> To be done
Locate each line in the data that contains the string "rubber", matching case exactly, and copy those lines.

======

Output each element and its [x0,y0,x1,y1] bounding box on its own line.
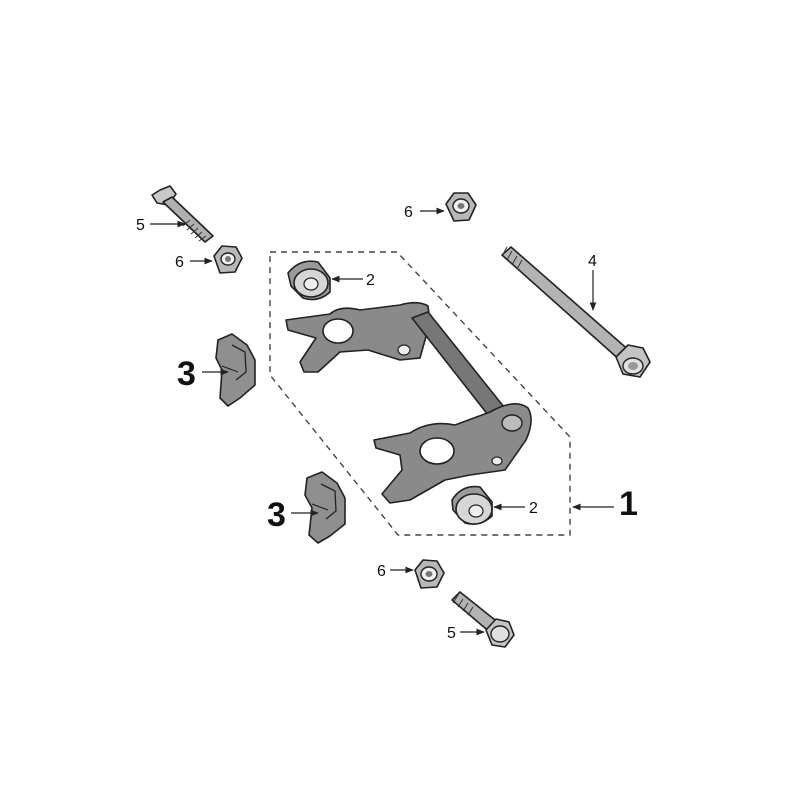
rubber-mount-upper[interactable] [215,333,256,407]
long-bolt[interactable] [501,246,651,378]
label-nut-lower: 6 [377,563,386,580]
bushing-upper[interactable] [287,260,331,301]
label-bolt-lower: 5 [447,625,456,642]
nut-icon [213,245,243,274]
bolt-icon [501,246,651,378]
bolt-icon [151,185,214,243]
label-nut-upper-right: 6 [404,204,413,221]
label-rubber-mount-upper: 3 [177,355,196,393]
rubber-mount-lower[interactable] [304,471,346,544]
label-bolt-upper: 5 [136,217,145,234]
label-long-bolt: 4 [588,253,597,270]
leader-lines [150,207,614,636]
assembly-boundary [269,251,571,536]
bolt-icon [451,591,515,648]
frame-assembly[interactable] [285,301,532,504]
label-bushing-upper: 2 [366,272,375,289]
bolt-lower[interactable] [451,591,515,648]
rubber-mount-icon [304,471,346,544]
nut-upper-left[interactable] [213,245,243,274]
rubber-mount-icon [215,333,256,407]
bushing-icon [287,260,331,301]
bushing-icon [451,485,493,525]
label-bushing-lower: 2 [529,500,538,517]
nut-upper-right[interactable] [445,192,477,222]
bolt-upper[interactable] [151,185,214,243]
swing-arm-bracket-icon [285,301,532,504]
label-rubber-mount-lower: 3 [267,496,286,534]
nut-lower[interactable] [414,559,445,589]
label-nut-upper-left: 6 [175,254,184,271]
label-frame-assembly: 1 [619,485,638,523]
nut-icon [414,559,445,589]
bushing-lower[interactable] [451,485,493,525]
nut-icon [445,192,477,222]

======

> Complete output
rubber-mount-upper[interactable] [215,333,256,407]
label-rubber-mount-upper: 3 [177,355,196,393]
rubber-mount-lower[interactable] [304,471,346,544]
rubber-mount-icon [304,471,346,544]
rubber-mount-icon [215,333,256,407]
label-rubber-mount-lower: 3 [267,496,286,534]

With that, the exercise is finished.